◆ **WHAT IS ASKED**: Write out the records below once more, exactly as they stand.

◆ **SOURCE RECORDS**:
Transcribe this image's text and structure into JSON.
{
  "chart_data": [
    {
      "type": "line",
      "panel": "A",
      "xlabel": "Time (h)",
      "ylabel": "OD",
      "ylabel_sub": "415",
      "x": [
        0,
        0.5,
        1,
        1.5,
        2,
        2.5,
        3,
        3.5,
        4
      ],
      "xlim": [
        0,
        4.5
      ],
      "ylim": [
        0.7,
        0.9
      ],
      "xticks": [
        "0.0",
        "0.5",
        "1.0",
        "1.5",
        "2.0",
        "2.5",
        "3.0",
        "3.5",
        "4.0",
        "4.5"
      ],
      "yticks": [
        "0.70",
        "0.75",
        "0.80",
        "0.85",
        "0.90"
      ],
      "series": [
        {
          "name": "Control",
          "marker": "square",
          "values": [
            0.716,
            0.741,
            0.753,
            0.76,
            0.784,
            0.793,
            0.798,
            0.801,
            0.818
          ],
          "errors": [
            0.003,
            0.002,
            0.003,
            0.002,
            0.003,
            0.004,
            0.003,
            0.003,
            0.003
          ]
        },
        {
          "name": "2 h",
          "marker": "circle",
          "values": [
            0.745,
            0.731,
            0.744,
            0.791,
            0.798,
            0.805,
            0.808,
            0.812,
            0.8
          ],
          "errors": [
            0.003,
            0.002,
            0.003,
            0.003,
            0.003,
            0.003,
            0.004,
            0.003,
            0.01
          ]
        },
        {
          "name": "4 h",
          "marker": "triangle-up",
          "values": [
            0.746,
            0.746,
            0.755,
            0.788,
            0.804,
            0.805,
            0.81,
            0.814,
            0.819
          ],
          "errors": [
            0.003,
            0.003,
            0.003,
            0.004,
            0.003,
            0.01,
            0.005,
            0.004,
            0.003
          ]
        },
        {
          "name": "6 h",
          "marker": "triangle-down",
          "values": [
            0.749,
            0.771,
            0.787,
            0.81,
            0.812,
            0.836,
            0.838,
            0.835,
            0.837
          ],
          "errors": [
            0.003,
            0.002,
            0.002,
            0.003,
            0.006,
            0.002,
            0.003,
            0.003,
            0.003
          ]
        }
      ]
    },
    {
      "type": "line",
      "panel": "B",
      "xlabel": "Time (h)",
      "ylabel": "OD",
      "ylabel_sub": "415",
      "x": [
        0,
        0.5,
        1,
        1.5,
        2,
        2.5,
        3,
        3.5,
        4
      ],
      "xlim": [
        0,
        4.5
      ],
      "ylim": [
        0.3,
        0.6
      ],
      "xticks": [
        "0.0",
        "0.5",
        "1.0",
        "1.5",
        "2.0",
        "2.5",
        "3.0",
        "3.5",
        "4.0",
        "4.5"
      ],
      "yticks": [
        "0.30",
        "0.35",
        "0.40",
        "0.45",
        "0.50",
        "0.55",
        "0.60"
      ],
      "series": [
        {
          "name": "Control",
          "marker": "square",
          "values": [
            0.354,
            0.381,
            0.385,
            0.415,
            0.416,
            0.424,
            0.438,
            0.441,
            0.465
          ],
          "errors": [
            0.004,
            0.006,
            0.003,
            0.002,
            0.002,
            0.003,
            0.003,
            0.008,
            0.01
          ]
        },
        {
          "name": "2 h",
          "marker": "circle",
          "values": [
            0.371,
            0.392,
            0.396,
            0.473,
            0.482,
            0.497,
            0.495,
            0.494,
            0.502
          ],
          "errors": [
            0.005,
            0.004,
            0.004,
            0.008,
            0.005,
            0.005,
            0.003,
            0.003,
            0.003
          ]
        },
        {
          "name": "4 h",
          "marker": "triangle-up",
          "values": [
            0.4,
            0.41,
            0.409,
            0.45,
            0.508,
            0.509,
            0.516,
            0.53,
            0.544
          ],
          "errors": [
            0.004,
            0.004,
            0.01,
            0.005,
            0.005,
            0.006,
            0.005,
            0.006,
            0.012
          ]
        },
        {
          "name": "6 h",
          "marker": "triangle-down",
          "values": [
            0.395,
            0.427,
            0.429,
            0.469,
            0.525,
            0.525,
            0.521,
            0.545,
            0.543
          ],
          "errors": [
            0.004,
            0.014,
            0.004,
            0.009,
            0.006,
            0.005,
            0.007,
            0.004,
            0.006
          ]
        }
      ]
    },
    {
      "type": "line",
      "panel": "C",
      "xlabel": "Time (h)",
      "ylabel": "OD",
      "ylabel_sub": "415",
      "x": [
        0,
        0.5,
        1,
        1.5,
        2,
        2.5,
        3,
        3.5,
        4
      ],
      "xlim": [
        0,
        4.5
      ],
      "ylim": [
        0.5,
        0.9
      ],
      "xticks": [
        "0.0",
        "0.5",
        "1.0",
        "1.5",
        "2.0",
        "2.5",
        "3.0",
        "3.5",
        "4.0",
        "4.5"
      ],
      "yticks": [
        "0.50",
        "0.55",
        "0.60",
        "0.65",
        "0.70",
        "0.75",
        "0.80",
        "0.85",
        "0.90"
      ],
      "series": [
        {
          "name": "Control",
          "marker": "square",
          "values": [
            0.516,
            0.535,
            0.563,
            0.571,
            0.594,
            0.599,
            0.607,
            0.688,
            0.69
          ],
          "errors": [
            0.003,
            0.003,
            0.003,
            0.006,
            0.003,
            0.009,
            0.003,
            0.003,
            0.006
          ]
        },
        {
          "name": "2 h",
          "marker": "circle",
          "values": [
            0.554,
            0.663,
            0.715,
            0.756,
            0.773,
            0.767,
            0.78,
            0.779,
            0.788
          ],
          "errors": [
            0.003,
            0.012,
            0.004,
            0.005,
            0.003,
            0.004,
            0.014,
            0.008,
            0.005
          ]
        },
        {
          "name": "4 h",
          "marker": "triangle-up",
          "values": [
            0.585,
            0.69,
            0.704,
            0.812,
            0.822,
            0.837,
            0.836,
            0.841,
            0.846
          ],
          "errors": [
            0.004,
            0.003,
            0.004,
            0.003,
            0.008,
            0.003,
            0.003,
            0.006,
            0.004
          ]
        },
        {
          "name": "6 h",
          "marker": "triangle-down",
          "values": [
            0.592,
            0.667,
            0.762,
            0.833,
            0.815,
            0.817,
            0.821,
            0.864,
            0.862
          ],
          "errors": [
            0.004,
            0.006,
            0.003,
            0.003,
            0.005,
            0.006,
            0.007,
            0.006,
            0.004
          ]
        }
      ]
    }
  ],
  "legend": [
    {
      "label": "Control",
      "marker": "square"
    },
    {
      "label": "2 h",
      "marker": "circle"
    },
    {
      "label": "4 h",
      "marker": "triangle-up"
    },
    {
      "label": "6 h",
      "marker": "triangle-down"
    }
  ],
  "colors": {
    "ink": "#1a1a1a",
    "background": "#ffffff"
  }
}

◆ **EXERCISE RESULT**:
Transcribe this image's text and structure into JSON.
{
  "chart_data": [
    {
      "type": "line",
      "panel": "A",
      "xlabel": "Time (h)",
      "ylabel": "OD",
      "ylabel_sub": "415",
      "x": [
        0,
        0.5,
        1,
        1.5,
        2,
        2.5,
        3,
        3.5,
        4
      ],
      "xlim": [
        0,
        4.5
      ],
      "ylim": [
        0.7,
        0.9
      ],
      "xticks": [
        "0.0",
        "0.5",
        "1.0",
        "1.5",
        "2.0",
        "2.5",
        "3.0",
        "3.5",
        "4.0",
        "4.5"
      ],
      "yticks": [
        "0.70",
        "0.75",
        "0.80",
        "0.85",
        "0.90"
      ],
      "series": [
        {
          "name": "Control",
          "marker": "square",
          "values": [
            0.716,
            0.741,
            0.753,
            0.76,
            0.784,
            0.793,
            0.798,
            0.801,
            0.818
          ],
          "errors": [
            0.003,
            0.002,
            0.003,
            0.002,
            0.003,
            0.004,
            0.003,
            0.003,
            0.003
          ]
        },
        {
          "name": "2 h",
          "marker": "circle",
          "values": [
            0.745,
            0.731,
            0.744,
            0.791,
            0.798,
            0.805,
            0.808,
            0.812,
            0.8
          ],
          "errors": [
            0.003,
            0.002,
            0.003,
            0.003,
            0.003,
            0.003,
            0.004,
            0.003,
            0.01
          ]
        },
        {
          "name": "4 h",
          "marker": "triangle-up",
          "values": [
            0.746,
            0.746,
            0.755,
            0.788,
            0.804,
            0.805,
            0.81,
            0.814,
            0.819
          ],
          "errors": [
            0.003,
            0.003,
            0.003,
            0.004,
            0.003,
            0.01,
            0.005,
            0.004,
            0.003
          ]
        },
        {
          "name": "6 h",
          "marker": "triangle-down",
          "values": [
            0.749,
            0.771,
            0.787,
            0.81,
            0.812,
            0.836,
            0.838,
            0.835,
            0.837
          ],
          "errors": [
            0.003,
            0.002,
            0.002,
            0.003,
            0.006,
            0.002,
            0.003,
            0.003,
            0.003
          ]
        }
      ]
    },
    {
      "type": "line",
      "panel": "B",
      "xlabel": "Time (h)",
      "ylabel": "OD",
      "ylabel_sub": "415",
      "x": [
        0,
        0.5,
        1,
        1.5,
        2,
        2.5,
        3,
        3.5,
        4
      ],
      "xlim": [
        0,
        4.5
      ],
      "ylim": [
        0.3,
        0.6
      ],
      "xticks": [
        "0.0",
        "0.5",
        "1.0",
        "1.5",
        "2.0",
        "2.5",
        "3.0",
        "3.5",
        "4.0",
        "4.5"
      ],
      "yticks": [
        "0.30",
        "0.35",
        "0.40",
        "0.45",
        "0.50",
        "0.55",
        "0.60"
      ],
      "series": [
        {
          "name": "Control",
          "marker": "square",
          "values": [
            0.354,
            0.381,
            0.385,
            0.415,
            0.416,
            0.424,
            0.438,
            0.441,
            0.465
          ],
          "errors": [
            0.004,
            0.006,
            0.003,
            0.002,
            0.002,
            0.003,
            0.003,
            0.008,
            0.01
          ]
        },
        {
          "name": "2 h",
          "marker": "circle",
          "values": [
            0.371,
            0.392,
            0.396,
            0.473,
            0.482,
            0.497,
            0.495,
            0.494,
            0.502
          ],
          "errors": [
            0.005,
            0.004,
            0.004,
            0.008,
            0.005,
            0.005,
            0.003,
            0.003,
            0.003
          ]
        },
        {
          "name": "4 h",
          "marker": "triangle-up",
          "values": [
            0.4,
            0.41,
            0.409,
            0.45,
            0.508,
            0.509,
            0.516,
            0.53,
            0.544
          ],
          "errors": [
            0.004,
            0.004,
            0.01,
            0.005,
            0.005,
            0.006,
            0.005,
            0.006,
            0.012
          ]
        },
        {
          "name": "6 h",
          "marker": "triangle-down",
          "values": [
            0.395,
            0.427,
            0.429,
            0.469,
            0.525,
            0.525,
            0.521,
            0.545,
            0.543
          ],
          "errors": [
            0.004,
            0.014,
            0.004,
            0.009,
            0.006,
            0.005,
            0.007,
            0.004,
            0.006
          ]
        }
      ]
    },
    {
      "type": "line",
      "panel": "C",
      "xlabel": "Time (h)",
      "ylabel": "OD",
      "ylabel_sub": "415",
      "x": [
        0,
        0.5,
        1,
        1.5,
        2,
        2.5,
        3,
        3.5,
        4
      ],
      "xlim": [
        0,
        4.5
      ],
      "ylim": [
        0.5,
        0.9
      ],
      "xticks": [
        "0.0",
        "0.5",
        "1.0",
        "1.5",
        "2.0",
        "2.5",
        "3.0",
        "3.5",
        "4.0",
        "4.5"
      ],
      "yticks": [
        "0.50",
        "0.55",
        "0.60",
        "0.65",
        "0.70",
        "0.75",
        "0.80",
        "0.85",
        "0.90"
      ],
      "series": [
        {
          "name": "Control",
          "marker": "square",
          "values": [
            0.516,
            0.535,
            0.563,
            0.571,
            0.594,
            0.599,
            0.607,
            0.688,
            0.69
          ],
          "errors": [
            0.003,
            0.003,
            0.003,
            0.006,
            0.003,
            0.009,
            0.003,
            0.003,
            0.006
          ]
        },
        {
          "name": "2 h",
          "marker": "circle",
          "values": [
            0.554,
            0.663,
            0.715,
            0.756,
            0.773,
            0.767,
            0.78,
            0.779,
            0.788
          ],
          "errors": [
            0.003,
            0.012,
            0.004,
            0.005,
            0.003,
            0.004,
            0.014,
            0.008,
            0.005
          ]
        },
        {
          "name": "4 h",
          "marker": "triangle-up",
          "values": [
            0.585,
            0.69,
            0.704,
            0.812,
            0.822,
            0.837,
            0.836,
            0.841,
            0.846
          ],
          "errors": [
            0.004,
            0.003,
            0.004,
            0.003,
            0.008,
            0.003,
            0.003,
            0.006,
            0.004
          ]
        },
        {
          "name": "6 h",
          "marker": "triangle-down",
          "values": [
            0.592,
            0.667,
            0.762,
            0.833,
            0.815,
            0.817,
            0.821,
            0.864,
            0.862
          ],
          "errors": [
            0.004,
            0.006,
            0.003,
            0.003,
            0.005,
            0.006,
            0.007,
            0.006,
            0.004
          ]
        }
      ]
    }
  ],
  "legend": [
    {
      "label": "Control",
      "marker": "square"
    },
    {
      "label": "2 h",
      "marker": "circle"
    },
    {
      "label": "4 h",
      "marker": "triangle-up"
    },
    {
      "label": "6 h",
      "marker": "triangle-down"
    }
  ],
  "colors": {
    "ink": "#1a1a1a",
    "background": "#ffffff"
  }
}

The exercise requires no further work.